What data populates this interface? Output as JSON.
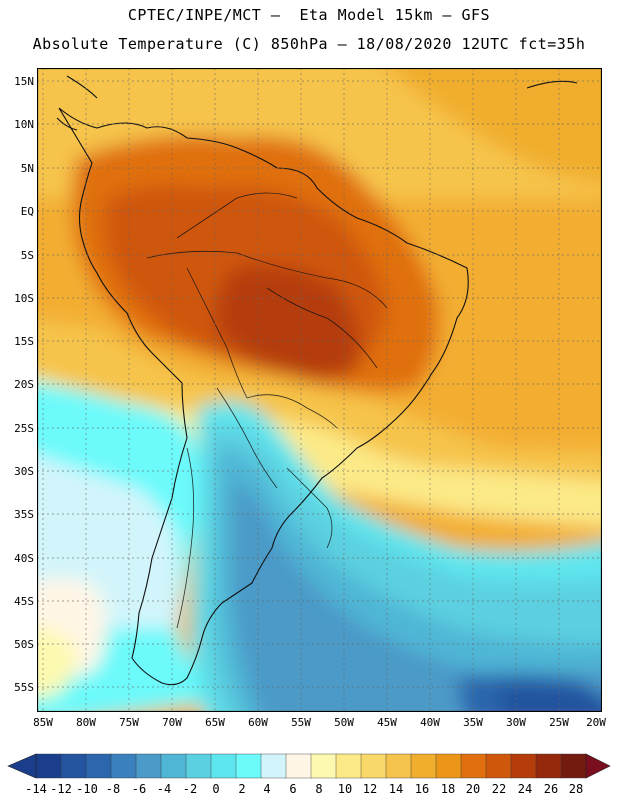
{
  "header": {
    "line1": "CPTEC/INPE/MCT —  Eta Model 15km — GFS",
    "line2": "Absolute Temperature (C) 850hPa — 18/08/2020 12UTC fct=35h"
  },
  "map": {
    "lat_labels": [
      "15N",
      "10N",
      "5N",
      "EQ",
      "5S",
      "10S",
      "15S",
      "20S",
      "25S",
      "30S",
      "35S",
      "40S",
      "45S",
      "50S",
      "55S"
    ],
    "lon_labels": [
      "85W",
      "80W",
      "75W",
      "70W",
      "65W",
      "60W",
      "55W",
      "50W",
      "45W",
      "40W",
      "35W",
      "30W",
      "25W",
      "20W"
    ]
  },
  "colorbar": {
    "labels": [
      "-14",
      "-12",
      "-10",
      "-8",
      "-6",
      "-4",
      "-2",
      "0",
      "2",
      "4",
      "6",
      "8",
      "10",
      "12",
      "14",
      "16",
      "18",
      "20",
      "22",
      "24",
      "26",
      "28"
    ],
    "colors": [
      "#1a3e8c",
      "#24539f",
      "#2c66ad",
      "#3a80bd",
      "#4c9ac8",
      "#50b6d6",
      "#5bd0e0",
      "#5ee6ee",
      "#6cfafb",
      "#d2f5fb",
      "#fff6e6",
      "#fdf9b0",
      "#fcea88",
      "#f9d86a",
      "#f6c44c",
      "#f1ae2e",
      "#eb9618",
      "#e0700f",
      "#cf570c",
      "#b53c0b",
      "#96290c",
      "#731b0f",
      "#7a0d1e"
    ]
  }
}
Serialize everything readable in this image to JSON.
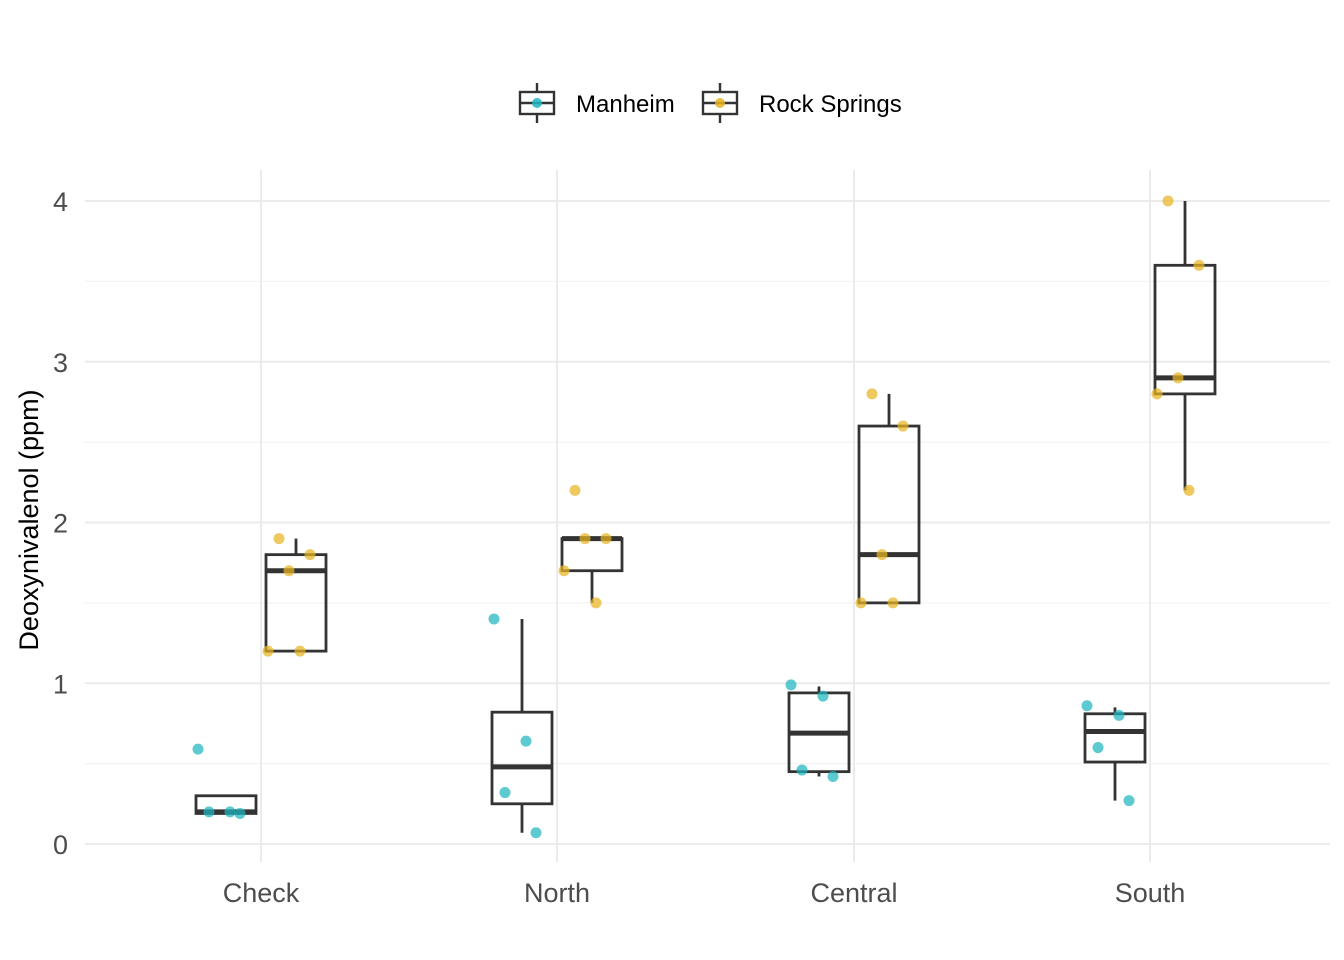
{
  "chart_data": {
    "type": "box",
    "categories": [
      "Check",
      "North",
      "Central",
      "South"
    ],
    "ylabel": "Deoxynivalenol (ppm)",
    "xlabel": "",
    "ylim": [
      -0.1,
      4.2
    ],
    "yticks": [
      "0",
      "1",
      "2",
      "3",
      "4"
    ],
    "grid": true,
    "legend_position": "top",
    "colors": {
      "Manheim": "#1fb5c0",
      "Rock Springs": "#e6b422",
      "box_stroke": "#333333"
    },
    "series": [
      {
        "name": "Manheim",
        "boxes": [
          {
            "category": "Check",
            "min": 0.19,
            "q1": 0.19,
            "median": 0.2,
            "q3": 0.3,
            "max": 0.3
          },
          {
            "category": "North",
            "min": 0.07,
            "q1": 0.25,
            "median": 0.48,
            "q3": 0.82,
            "max": 1.4
          },
          {
            "category": "Central",
            "min": 0.42,
            "q1": 0.45,
            "median": 0.69,
            "q3": 0.94,
            "max": 0.98
          },
          {
            "category": "South",
            "min": 0.27,
            "q1": 0.51,
            "median": 0.7,
            "q3": 0.81,
            "max": 0.85
          }
        ],
        "points": [
          {
            "category": "Check",
            "y": 0.59
          },
          {
            "category": "Check",
            "y": 0.2
          },
          {
            "category": "Check",
            "y": 0.2
          },
          {
            "category": "Check",
            "y": 0.19
          },
          {
            "category": "North",
            "y": 1.4
          },
          {
            "category": "North",
            "y": 0.64
          },
          {
            "category": "North",
            "y": 0.32
          },
          {
            "category": "North",
            "y": 0.07
          },
          {
            "category": "Central",
            "y": 0.99
          },
          {
            "category": "Central",
            "y": 0.92
          },
          {
            "category": "Central",
            "y": 0.46
          },
          {
            "category": "Central",
            "y": 0.42
          },
          {
            "category": "South",
            "y": 0.86
          },
          {
            "category": "South",
            "y": 0.8
          },
          {
            "category": "South",
            "y": 0.6
          },
          {
            "category": "South",
            "y": 0.27
          }
        ]
      },
      {
        "name": "Rock Springs",
        "boxes": [
          {
            "category": "Check",
            "min": 1.2,
            "q1": 1.2,
            "median": 1.7,
            "q3": 1.8,
            "max": 1.9
          },
          {
            "category": "North",
            "min": 1.5,
            "q1": 1.7,
            "median": 1.9,
            "q3": 1.9,
            "max": 1.9
          },
          {
            "category": "Central",
            "min": 1.5,
            "q1": 1.5,
            "median": 1.8,
            "q3": 2.6,
            "max": 2.8
          },
          {
            "category": "South",
            "min": 2.2,
            "q1": 2.8,
            "median": 2.9,
            "q3": 3.6,
            "max": 4.0
          }
        ],
        "points": [
          {
            "category": "Check",
            "y": 1.9
          },
          {
            "category": "Check",
            "y": 1.8
          },
          {
            "category": "Check",
            "y": 1.7
          },
          {
            "category": "Check",
            "y": 1.2
          },
          {
            "category": "Check",
            "y": 1.2
          },
          {
            "category": "North",
            "y": 2.2
          },
          {
            "category": "North",
            "y": 1.9
          },
          {
            "category": "North",
            "y": 1.9
          },
          {
            "category": "North",
            "y": 1.7
          },
          {
            "category": "North",
            "y": 1.5
          },
          {
            "category": "Central",
            "y": 2.8
          },
          {
            "category": "Central",
            "y": 2.6
          },
          {
            "category": "Central",
            "y": 1.8
          },
          {
            "category": "Central",
            "y": 1.5
          },
          {
            "category": "Central",
            "y": 1.5
          },
          {
            "category": "South",
            "y": 4.0
          },
          {
            "category": "South",
            "y": 3.6
          },
          {
            "category": "South",
            "y": 2.9
          },
          {
            "category": "South",
            "y": 2.8
          },
          {
            "category": "South",
            "y": 2.2
          }
        ]
      }
    ]
  }
}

::::

• _TASK TO CARRY OUT_
Write out all the entries again, word for word, and print no images.

• _ANSWER FOR THIS EXERCISE_
What data populates this interface? Output as JSON.
{
  "header": {
    "line1": "CPTEC/INPE/MCT —  Eta Model 15km — GFS",
    "line2": "Absolute Temperature (C) 850hPa — 18/08/2020 12UTC fct=35h"
  },
  "map": {
    "lat_labels": [
      "15N",
      "10N",
      "5N",
      "EQ",
      "5S",
      "10S",
      "15S",
      "20S",
      "25S",
      "30S",
      "35S",
      "40S",
      "45S",
      "50S",
      "55S"
    ],
    "lon_labels": [
      "85W",
      "80W",
      "75W",
      "70W",
      "65W",
      "60W",
      "55W",
      "50W",
      "45W",
      "40W",
      "35W",
      "30W",
      "25W",
      "20W"
    ]
  },
  "colorbar": {
    "labels": [
      "-14",
      "-12",
      "-10",
      "-8",
      "-6",
      "-4",
      "-2",
      "0",
      "2",
      "4",
      "6",
      "8",
      "10",
      "12",
      "14",
      "16",
      "18",
      "20",
      "22",
      "24",
      "26",
      "28"
    ],
    "colors": [
      "#1a3e8c",
      "#24539f",
      "#2c66ad",
      "#3a80bd",
      "#4c9ac8",
      "#50b6d6",
      "#5bd0e0",
      "#5ee6ee",
      "#6cfafb",
      "#d2f5fb",
      "#fff6e6",
      "#fdf9b0",
      "#fcea88",
      "#f9d86a",
      "#f6c44c",
      "#f1ae2e",
      "#eb9618",
      "#e0700f",
      "#cf570c",
      "#b53c0b",
      "#96290c",
      "#731b0f",
      "#7a0d1e"
    ]
  }
}
Serialize everything readable in this image to JSON.
{
  "chart_data": {
    "type": "box",
    "categories": [
      "Check",
      "North",
      "Central",
      "South"
    ],
    "ylabel": "Deoxynivalenol (ppm)",
    "xlabel": "",
    "ylim": [
      -0.1,
      4.2
    ],
    "yticks": [
      "0",
      "1",
      "2",
      "3",
      "4"
    ],
    "grid": true,
    "legend_position": "top",
    "colors": {
      "Manheim": "#1fb5c0",
      "Rock Springs": "#e6b422",
      "box_stroke": "#333333"
    },
    "series": [
      {
        "name": "Manheim",
        "boxes": [
          {
            "category": "Check",
            "min": 0.19,
            "q1": 0.19,
            "median": 0.2,
            "q3": 0.3,
            "max": 0.3
          },
          {
            "category": "North",
            "min": 0.07,
            "q1": 0.25,
            "median": 0.48,
            "q3": 0.82,
            "max": 1.4
          },
          {
            "category": "Central",
            "min": 0.42,
            "q1": 0.45,
            "median": 0.69,
            "q3": 0.94,
            "max": 0.98
          },
          {
            "category": "South",
            "min": 0.27,
            "q1": 0.51,
            "median": 0.7,
            "q3": 0.81,
            "max": 0.85
          }
        ],
        "points": [
          {
            "category": "Check",
            "y": 0.59
          },
          {
            "category": "Check",
            "y": 0.2
          },
          {
            "category": "Check",
            "y": 0.2
          },
          {
            "category": "Check",
            "y": 0.19
          },
          {
            "category": "North",
            "y": 1.4
          },
          {
            "category": "North",
            "y": 0.64
          },
          {
            "category": "North",
            "y": 0.32
          },
          {
            "category": "North",
            "y": 0.07
          },
          {
            "category": "Central",
            "y": 0.99
          },
          {
            "category": "Central",
            "y": 0.92
          },
          {
            "category": "Central",
            "y": 0.46
          },
          {
            "category": "Central",
            "y": 0.42
          },
          {
            "category": "South",
            "y": 0.86
          },
          {
            "category": "South",
            "y": 0.8
          },
          {
            "category": "South",
            "y": 0.6
          },
          {
            "category": "South",
            "y": 0.27
          }
        ]
      },
      {
        "name": "Rock Springs",
        "boxes": [
          {
            "category": "Check",
            "min": 1.2,
            "q1": 1.2,
            "median": 1.7,
            "q3": 1.8,
            "max": 1.9
          },
          {
            "category": "North",
            "min": 1.5,
            "q1": 1.7,
            "median": 1.9,
            "q3": 1.9,
            "max": 1.9
          },
          {
            "category": "Central",
            "min": 1.5,
            "q1": 1.5,
            "median": 1.8,
            "q3": 2.6,
            "max": 2.8
          },
          {
            "category": "South",
            "min": 2.2,
            "q1": 2.8,
            "median": 2.9,
            "q3": 3.6,
            "max": 4.0
          }
        ],
        "points": [
          {
            "category": "Check",
            "y": 1.9
          },
          {
            "category": "Check",
            "y": 1.8
          },
          {
            "category": "Check",
            "y": 1.7
          },
          {
            "category": "Check",
            "y": 1.2
          },
          {
            "category": "Check",
            "y": 1.2
          },
          {
            "category": "North",
            "y": 2.2
          },
          {
            "category": "North",
            "y": 1.9
          },
          {
            "category": "North",
            "y": 1.9
          },
          {
            "category": "North",
            "y": 1.7
          },
          {
            "category": "North",
            "y": 1.5
          },
          {
            "category": "Central",
            "y": 2.8
          },
          {
            "category": "Central",
            "y": 2.6
          },
          {
            "category": "Central",
            "y": 1.8
          },
          {
            "category": "Central",
            "y": 1.5
          },
          {
            "category": "Central",
            "y": 1.5
          },
          {
            "category": "South",
            "y": 4.0
          },
          {
            "category": "South",
            "y": 3.6
          },
          {
            "category": "South",
            "y": 2.9
          },
          {
            "category": "South",
            "y": 2.8
          },
          {
            "category": "South",
            "y": 2.2
          }
        ]
      }
    ]
  }
}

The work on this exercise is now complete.